* _WHAT YOU NEED TO DO_: Look through the material below, count the lines containing the word "text", and state only the count.

◇ ◇ ◇ ◇

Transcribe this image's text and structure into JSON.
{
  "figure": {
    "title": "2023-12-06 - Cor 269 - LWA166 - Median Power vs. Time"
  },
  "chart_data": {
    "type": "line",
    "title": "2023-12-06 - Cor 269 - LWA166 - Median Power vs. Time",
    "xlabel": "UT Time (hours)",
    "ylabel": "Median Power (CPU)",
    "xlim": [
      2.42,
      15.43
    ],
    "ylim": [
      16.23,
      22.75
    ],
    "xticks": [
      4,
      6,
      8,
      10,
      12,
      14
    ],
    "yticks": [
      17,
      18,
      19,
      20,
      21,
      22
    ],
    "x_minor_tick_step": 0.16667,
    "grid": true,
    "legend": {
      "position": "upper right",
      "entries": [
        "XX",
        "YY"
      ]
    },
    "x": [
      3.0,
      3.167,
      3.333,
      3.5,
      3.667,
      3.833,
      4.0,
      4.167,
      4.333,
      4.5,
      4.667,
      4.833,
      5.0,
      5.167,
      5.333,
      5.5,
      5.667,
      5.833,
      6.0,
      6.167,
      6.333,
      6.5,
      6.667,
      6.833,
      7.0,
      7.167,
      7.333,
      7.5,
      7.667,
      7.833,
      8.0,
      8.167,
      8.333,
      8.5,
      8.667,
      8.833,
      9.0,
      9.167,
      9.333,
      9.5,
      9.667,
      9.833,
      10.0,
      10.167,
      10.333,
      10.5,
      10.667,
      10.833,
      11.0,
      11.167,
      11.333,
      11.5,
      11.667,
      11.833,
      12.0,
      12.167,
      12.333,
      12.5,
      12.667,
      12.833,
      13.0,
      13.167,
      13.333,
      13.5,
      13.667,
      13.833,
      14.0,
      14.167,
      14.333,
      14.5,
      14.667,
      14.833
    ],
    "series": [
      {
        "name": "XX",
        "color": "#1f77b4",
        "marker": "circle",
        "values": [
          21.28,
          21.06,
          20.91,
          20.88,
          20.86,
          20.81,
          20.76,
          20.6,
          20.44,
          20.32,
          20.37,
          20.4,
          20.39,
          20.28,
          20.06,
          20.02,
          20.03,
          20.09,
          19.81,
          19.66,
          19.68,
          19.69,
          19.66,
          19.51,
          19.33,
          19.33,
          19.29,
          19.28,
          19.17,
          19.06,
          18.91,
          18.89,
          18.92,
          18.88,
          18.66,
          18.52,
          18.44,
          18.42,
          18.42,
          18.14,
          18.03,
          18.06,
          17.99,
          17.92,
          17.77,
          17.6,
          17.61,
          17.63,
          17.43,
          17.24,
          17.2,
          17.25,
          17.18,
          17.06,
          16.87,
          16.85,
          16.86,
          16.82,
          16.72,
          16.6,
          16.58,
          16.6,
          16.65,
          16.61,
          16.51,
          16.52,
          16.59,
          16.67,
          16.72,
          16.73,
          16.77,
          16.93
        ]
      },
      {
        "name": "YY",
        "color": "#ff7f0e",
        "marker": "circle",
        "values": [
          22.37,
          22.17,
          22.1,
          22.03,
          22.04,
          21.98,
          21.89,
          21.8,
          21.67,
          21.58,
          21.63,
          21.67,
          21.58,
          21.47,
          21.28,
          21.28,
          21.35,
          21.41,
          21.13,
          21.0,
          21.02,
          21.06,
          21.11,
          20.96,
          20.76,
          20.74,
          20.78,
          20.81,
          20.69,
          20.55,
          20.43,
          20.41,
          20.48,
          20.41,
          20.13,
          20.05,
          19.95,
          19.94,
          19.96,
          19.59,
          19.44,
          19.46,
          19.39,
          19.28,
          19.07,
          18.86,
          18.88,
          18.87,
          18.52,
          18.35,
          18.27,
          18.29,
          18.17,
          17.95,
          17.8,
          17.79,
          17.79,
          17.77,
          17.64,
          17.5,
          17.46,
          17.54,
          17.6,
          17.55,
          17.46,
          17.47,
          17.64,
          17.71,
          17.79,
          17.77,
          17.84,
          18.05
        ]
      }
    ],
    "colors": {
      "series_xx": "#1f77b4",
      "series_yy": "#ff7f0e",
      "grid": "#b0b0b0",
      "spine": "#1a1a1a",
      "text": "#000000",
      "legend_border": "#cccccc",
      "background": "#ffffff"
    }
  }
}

◇ ◇ ◇ ◇

* _COMPLETE OUTPUT_: 2